# [Given problem]
Copy out all lines with the word "candlestick" in them.

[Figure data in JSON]
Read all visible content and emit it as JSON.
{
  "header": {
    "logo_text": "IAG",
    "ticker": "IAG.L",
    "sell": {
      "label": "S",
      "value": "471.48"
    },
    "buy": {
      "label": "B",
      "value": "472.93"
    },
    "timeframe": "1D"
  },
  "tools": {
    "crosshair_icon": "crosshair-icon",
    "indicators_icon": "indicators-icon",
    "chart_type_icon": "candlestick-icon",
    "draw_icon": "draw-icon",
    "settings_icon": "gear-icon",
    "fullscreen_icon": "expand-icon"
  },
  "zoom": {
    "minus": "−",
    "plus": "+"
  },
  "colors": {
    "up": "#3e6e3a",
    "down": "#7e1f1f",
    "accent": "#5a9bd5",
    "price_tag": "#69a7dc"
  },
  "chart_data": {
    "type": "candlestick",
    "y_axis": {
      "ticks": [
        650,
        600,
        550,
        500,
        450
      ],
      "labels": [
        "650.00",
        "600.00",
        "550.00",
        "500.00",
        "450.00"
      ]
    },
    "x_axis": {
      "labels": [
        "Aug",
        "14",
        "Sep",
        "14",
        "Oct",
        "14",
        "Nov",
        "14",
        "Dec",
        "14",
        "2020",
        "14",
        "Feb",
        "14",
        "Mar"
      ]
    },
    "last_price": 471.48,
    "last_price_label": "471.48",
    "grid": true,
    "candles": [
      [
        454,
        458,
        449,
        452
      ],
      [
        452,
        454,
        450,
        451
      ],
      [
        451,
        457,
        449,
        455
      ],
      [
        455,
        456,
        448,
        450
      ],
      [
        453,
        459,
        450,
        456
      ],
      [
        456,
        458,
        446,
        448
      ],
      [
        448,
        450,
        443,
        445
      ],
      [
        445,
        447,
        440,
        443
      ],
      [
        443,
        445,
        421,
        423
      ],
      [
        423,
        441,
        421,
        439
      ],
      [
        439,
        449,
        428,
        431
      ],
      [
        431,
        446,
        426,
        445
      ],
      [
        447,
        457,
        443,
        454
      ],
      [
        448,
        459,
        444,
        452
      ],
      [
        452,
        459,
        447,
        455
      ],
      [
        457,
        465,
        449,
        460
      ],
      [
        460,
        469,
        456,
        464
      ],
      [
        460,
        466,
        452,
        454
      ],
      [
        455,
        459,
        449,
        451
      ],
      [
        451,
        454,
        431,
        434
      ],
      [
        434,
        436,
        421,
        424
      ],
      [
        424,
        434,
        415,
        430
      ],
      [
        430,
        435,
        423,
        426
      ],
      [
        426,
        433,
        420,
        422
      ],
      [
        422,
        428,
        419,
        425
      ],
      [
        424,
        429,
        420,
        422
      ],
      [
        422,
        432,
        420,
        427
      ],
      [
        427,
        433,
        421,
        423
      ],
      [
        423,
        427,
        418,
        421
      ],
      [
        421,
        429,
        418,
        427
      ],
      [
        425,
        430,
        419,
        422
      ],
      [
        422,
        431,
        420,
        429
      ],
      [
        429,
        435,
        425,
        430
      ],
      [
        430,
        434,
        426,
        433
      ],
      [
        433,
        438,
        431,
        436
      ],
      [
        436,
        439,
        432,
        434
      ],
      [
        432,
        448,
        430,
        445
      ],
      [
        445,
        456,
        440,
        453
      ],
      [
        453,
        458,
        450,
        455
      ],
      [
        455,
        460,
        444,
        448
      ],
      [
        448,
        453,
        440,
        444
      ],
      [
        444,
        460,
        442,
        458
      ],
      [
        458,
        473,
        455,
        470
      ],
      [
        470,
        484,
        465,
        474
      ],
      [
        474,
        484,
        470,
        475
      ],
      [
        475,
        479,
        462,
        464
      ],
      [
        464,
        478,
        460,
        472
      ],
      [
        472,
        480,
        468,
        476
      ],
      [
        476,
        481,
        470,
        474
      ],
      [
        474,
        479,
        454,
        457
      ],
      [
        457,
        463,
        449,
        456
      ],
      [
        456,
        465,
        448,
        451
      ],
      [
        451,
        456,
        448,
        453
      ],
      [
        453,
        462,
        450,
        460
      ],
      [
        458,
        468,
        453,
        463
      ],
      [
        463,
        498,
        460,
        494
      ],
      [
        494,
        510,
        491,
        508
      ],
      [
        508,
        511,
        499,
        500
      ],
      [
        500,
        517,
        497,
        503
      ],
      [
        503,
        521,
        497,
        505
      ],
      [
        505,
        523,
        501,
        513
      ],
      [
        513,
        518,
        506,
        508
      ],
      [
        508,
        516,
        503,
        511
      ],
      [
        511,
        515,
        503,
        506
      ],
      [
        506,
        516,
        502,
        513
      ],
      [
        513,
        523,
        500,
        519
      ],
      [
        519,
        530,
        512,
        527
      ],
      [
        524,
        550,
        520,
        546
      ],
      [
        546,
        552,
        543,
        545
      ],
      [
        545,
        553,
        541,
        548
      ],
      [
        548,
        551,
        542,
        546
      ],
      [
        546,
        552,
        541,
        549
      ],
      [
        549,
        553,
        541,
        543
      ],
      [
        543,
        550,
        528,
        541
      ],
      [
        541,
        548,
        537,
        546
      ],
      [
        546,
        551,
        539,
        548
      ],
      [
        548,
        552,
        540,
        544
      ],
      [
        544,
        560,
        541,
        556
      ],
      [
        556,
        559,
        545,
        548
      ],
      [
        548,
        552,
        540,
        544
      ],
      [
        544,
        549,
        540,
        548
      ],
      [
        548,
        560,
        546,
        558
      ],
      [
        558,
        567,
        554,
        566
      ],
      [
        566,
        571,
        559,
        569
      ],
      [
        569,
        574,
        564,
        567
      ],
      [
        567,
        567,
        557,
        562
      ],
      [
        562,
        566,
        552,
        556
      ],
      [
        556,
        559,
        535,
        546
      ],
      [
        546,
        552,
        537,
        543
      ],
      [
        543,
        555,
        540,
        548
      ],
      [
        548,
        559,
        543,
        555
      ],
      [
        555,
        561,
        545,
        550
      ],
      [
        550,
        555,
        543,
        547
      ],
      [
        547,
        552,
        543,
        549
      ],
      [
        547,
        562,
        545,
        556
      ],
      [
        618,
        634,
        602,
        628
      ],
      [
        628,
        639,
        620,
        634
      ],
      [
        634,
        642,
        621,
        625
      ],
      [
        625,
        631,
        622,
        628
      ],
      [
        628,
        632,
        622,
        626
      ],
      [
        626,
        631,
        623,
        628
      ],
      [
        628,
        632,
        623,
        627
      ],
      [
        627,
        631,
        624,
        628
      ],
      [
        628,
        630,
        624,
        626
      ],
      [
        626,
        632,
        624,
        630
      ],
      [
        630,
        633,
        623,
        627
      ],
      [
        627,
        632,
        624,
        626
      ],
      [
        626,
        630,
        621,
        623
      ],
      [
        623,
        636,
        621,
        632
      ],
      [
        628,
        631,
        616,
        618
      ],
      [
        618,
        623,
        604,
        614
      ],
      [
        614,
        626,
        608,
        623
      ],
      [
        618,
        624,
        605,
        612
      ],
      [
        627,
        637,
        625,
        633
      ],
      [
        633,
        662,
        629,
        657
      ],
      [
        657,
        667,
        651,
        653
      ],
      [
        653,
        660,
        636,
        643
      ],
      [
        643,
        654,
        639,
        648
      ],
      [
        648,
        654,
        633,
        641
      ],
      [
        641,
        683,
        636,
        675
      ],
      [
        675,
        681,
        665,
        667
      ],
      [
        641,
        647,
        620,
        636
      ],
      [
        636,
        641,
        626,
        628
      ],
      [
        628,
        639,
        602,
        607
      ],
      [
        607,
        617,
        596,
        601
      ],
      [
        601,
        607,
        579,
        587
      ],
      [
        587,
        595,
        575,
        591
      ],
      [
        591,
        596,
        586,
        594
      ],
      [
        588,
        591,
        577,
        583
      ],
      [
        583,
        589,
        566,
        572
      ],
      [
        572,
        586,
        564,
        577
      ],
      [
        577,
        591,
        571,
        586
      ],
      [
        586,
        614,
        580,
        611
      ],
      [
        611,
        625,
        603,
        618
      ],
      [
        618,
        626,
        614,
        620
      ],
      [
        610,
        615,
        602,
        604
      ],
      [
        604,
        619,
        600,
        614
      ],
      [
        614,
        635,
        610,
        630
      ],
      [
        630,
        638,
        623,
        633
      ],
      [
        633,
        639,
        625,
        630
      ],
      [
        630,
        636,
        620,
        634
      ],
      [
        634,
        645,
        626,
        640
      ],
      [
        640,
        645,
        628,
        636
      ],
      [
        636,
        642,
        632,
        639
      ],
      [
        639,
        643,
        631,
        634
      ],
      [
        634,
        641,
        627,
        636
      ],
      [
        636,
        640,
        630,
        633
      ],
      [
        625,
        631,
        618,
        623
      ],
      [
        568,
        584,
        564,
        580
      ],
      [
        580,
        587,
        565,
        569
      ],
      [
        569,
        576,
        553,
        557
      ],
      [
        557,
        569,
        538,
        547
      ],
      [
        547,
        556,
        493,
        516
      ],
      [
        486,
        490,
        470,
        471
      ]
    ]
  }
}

# [Result of this task]
    "chart_type_icon": "candlestick-icon",
    "type": "candlestick",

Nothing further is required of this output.